Task to complete: Pull out every line below containing the word "woman".

[Data entries]
##############################

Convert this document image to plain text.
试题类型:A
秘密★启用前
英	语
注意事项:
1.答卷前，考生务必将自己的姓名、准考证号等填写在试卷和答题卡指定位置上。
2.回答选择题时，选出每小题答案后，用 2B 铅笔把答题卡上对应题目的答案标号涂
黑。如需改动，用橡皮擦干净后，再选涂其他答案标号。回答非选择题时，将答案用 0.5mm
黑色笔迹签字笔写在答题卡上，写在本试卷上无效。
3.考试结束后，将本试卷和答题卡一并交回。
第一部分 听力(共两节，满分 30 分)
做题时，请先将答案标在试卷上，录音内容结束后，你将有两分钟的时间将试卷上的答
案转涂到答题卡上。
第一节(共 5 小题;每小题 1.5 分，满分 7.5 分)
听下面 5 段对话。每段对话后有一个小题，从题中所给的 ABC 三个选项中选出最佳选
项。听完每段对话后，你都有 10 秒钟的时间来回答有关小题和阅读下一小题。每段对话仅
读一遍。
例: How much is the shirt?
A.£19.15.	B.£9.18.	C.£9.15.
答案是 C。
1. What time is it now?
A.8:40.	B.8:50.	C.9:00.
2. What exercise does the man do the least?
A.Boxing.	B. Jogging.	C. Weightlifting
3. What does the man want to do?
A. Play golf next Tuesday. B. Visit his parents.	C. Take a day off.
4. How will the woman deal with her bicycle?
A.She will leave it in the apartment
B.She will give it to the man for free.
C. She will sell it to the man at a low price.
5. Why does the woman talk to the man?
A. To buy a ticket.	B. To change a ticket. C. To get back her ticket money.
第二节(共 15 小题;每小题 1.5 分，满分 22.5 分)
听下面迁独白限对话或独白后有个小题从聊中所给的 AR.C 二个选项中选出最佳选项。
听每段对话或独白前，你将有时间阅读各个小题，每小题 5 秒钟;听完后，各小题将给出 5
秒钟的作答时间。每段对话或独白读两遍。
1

##############################

Solved exercise:
4. How will the woman deal with her bicycle?
5. Why does the woman talk to the man?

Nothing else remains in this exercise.